**Instruction**
Copy out each line that has "chacune" in it.

**Dataset entries**
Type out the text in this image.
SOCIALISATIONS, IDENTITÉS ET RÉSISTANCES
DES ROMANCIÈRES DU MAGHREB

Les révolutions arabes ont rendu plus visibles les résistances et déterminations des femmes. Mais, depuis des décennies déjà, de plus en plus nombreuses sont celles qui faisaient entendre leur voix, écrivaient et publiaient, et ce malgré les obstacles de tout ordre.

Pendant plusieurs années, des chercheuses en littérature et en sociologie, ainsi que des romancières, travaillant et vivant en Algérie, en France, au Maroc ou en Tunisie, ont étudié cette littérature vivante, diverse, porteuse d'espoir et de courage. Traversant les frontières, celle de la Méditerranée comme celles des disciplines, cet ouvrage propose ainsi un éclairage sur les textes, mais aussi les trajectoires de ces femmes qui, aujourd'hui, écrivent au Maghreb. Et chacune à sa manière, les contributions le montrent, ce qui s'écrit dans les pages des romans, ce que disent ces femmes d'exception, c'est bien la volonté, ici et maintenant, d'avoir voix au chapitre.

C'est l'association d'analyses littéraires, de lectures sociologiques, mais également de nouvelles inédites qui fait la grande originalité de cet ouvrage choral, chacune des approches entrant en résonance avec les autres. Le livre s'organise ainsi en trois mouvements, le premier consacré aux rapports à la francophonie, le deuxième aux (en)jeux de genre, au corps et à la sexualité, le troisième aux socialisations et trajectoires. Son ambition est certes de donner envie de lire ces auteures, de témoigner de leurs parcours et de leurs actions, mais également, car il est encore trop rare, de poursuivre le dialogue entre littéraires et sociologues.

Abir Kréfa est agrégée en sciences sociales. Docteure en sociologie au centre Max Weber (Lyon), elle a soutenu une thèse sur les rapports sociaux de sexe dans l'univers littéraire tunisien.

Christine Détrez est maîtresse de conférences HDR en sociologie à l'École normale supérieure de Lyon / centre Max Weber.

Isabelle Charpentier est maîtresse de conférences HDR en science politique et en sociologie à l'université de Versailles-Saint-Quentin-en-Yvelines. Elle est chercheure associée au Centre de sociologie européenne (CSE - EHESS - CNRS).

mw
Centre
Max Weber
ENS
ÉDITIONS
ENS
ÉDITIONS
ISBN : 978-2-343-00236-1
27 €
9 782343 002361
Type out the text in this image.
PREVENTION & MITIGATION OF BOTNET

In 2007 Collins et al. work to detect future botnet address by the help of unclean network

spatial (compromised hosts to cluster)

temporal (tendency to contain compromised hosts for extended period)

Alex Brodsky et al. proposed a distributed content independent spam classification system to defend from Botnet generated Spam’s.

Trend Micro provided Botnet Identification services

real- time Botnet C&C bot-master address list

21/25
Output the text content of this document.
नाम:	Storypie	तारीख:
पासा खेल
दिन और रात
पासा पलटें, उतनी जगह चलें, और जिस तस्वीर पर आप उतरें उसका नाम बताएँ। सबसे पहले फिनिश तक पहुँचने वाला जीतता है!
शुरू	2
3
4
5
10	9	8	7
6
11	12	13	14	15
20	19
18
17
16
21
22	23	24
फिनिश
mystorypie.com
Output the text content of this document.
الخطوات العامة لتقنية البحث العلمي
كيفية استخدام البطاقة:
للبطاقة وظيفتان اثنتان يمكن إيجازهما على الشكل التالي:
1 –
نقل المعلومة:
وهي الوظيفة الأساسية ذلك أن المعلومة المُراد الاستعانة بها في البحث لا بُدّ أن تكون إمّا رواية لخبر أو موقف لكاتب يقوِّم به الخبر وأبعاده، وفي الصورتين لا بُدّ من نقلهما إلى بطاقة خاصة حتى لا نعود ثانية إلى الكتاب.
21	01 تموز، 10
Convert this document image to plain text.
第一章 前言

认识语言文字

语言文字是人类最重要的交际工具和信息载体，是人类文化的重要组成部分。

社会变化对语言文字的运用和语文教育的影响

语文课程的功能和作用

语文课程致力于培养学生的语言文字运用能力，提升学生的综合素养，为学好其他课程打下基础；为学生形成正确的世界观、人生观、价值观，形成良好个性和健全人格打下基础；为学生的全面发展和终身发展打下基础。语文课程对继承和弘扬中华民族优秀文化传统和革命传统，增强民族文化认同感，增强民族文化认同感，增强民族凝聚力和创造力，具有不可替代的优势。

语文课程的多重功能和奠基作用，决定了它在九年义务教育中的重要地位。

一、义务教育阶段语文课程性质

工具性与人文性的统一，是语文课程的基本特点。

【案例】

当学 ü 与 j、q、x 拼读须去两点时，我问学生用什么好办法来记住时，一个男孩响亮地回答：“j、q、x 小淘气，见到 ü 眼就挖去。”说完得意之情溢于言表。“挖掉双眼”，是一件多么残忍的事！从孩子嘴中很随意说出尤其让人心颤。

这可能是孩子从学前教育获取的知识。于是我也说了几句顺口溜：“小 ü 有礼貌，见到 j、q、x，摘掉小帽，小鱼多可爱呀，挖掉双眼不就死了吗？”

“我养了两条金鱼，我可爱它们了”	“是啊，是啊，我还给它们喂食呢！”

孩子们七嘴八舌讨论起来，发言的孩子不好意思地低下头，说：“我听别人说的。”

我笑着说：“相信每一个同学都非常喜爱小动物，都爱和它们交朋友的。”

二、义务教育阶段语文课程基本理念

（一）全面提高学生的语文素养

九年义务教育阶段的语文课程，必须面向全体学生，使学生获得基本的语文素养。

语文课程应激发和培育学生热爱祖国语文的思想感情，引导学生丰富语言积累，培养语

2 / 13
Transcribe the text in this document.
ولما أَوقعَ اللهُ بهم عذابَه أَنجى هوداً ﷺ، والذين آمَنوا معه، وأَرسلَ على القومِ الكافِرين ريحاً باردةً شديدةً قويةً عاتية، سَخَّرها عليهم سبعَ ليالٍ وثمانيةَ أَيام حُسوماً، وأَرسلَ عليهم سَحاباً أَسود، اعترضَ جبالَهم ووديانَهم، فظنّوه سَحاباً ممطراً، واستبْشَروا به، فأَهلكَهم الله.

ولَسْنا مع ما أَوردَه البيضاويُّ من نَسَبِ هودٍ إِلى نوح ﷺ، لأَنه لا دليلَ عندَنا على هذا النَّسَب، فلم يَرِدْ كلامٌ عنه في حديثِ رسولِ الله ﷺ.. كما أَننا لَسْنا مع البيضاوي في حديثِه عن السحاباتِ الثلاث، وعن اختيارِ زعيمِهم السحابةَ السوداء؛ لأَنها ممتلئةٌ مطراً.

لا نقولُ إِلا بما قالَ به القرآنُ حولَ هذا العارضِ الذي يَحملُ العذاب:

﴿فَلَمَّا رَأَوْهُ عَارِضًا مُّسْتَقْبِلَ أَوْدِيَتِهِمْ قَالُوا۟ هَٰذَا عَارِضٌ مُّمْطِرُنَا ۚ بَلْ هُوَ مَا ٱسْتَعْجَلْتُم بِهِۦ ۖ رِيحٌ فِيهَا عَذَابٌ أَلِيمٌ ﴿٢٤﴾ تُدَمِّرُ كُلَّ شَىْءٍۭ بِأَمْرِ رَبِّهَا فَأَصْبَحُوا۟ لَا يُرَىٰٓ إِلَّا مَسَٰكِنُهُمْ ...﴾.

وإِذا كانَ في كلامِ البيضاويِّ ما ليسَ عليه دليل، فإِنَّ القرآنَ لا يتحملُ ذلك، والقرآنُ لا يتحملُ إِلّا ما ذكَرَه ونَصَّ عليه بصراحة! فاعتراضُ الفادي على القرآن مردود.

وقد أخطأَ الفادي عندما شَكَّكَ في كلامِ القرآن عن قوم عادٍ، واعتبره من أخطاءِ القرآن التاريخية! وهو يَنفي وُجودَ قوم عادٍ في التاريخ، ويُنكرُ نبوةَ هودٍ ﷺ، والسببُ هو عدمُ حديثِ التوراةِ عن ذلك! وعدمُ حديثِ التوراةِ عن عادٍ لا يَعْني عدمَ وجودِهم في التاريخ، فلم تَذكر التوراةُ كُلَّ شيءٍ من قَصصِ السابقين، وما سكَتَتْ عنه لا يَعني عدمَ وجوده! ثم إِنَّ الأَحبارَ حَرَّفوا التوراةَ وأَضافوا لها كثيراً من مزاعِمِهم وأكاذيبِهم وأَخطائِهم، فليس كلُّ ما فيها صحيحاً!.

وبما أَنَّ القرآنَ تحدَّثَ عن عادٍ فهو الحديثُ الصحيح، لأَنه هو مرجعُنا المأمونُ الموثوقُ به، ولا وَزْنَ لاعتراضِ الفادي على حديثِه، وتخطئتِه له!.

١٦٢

**Exercise solution**
Pendant plusieurs années, des chercheuses en littérature et en sociologie, ainsi que des romancières, travaillant et vivant en Algérie, en France, au Maroc ou en Tunisie, ont étudié cette littérature vivante, diverse, porteuse d'espoir et de courage. Traversant les frontières, celle de la Méditerranée comme celles des disciplines, cet ouvrage propose ainsi un éclairage sur les textes, mais aussi les trajectoires de ces femmes qui, aujourd'hui, écrivent au Maghreb. Et chacune à sa manière, les contributions le montrent, ce qui s'écrit dans les pages des romans, ce que disent ces femmes d'exception, c'est bien la volonté, ici et maintenant, d'avoir voix au chapitre.
C'est l'association d'analyses littéraires, de lectures sociologiques, mais également de nouvelles inédites qui fait la grande originalité de cet ouvrage choral, chacune des approches entrant en résonance avec les autres. Le livre s'organise ainsi en trois mouvements, le premier consacré aux rapports à la francophonie, le deuxième aux (en)jeux de genre, au corps et à la sexualité, le troisième aux socialisations et trajectoires. Son ambition est certes de donner envie de lire ces auteures, de témoigner de leurs parcours et de leurs actions, mais également, car il est encore trop rare, de poursuivre le dialogue entre littéraires et sociologues.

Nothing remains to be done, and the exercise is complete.